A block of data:
-----

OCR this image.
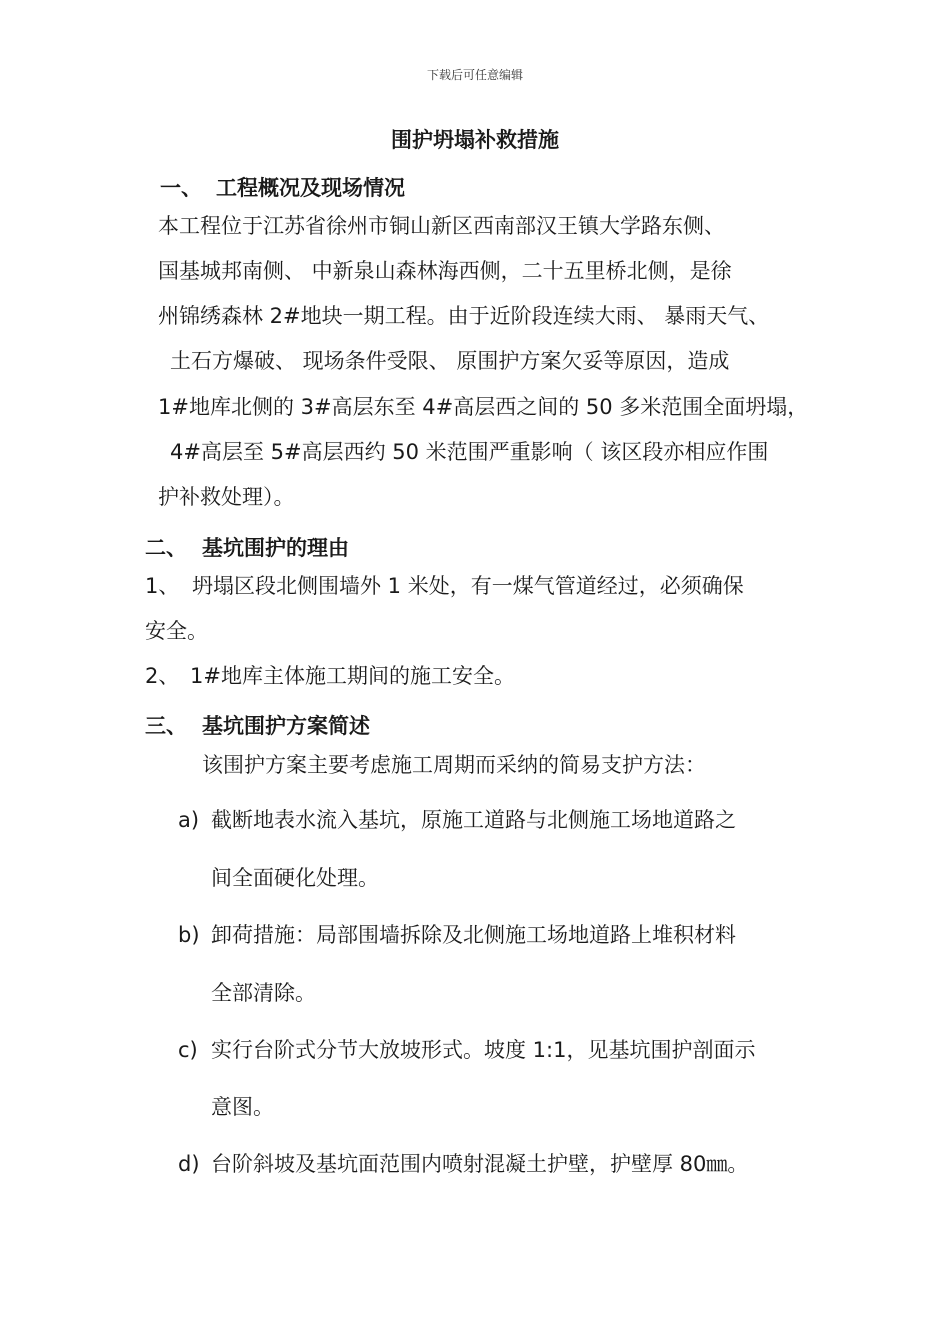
下载后可任意编辑
围护坍塌补救措施
一、 工程概况及现场情况
本工程位于江苏省徐州市铜山新区西南部汉王镇大学路东侧、
国基城邦南侧、 中新泉山森林海西侧，二十五里桥北侧，是徐
州锦绣森林 2#地块一期工程。由于近阶段连续大雨、 暴雨天气、
土石方爆破、 现场条件受限、 原围护方案欠妥等原因，造成
1#地库北侧的 3#高层东至 4#高层西之间的 50 多米范围全面坍塌，
4#高层至 5#高层西约 50 米范围严重影响（ 该区段亦相应作围
护补救处理）。
二、 基坑围护的理由
1、 坍塌区段北侧围墙外 1 米处，有一煤气管道经过，必须确保
安全。
2、 1#地库主体施工期间的施工安全。
三、 基坑围护方案简述
该围护方案主要考虑施工周期而采纳的简易支护方法：
a) 截断地表水流入基坑，原施工道路与北侧施工场地道路之
间全面硬化处理。
b) 卸荷措施：局部围墙拆除及北侧施工场地道路上堆积材料
全部清除。
c) 实行台阶式分节大放坡形式。坡度 1:1，见基坑围护剖面示
意图。
d) 台阶斜坡及基坑面范围内喷射混凝土护壁，护壁厚 80㎜。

-----

#### What is required
Repeat the material exactly as it reads, without any of its pictures.

#### Final result
OCR this image.
下载后可任意编辑
围护坍塌补救措施
一、 工程概况及现场情况
本工程位于江苏省徐州市铜山新区西南部汉王镇大学路东侧、
国基城邦南侧、 中新泉山森林海西侧，二十五里桥北侧，是徐
州锦绣森林 2#地块一期工程。由于近阶段连续大雨、 暴雨天气、
土石方爆破、 现场条件受限、 原围护方案欠妥等原因，造成
1#地库北侧的 3#高层东至 4#高层西之间的 50 多米范围全面坍塌，
4#高层至 5#高层西约 50 米范围严重影响（ 该区段亦相应作围
护补救处理）。
二、 基坑围护的理由
1、 坍塌区段北侧围墙外 1 米处，有一煤气管道经过，必须确保
安全。
2、 1#地库主体施工期间的施工安全。
三、 基坑围护方案简述
该围护方案主要考虑施工周期而采纳的简易支护方法：
a) 截断地表水流入基坑，原施工道路与北侧施工场地道路之
间全面硬化处理。
b) 卸荷措施：局部围墙拆除及北侧施工场地道路上堆积材料
全部清除。
c) 实行台阶式分节大放坡形式。坡度 1:1，见基坑围护剖面示
意图。
d) 台阶斜坡及基坑面范围内喷射混凝土护壁，护壁厚 80㎜。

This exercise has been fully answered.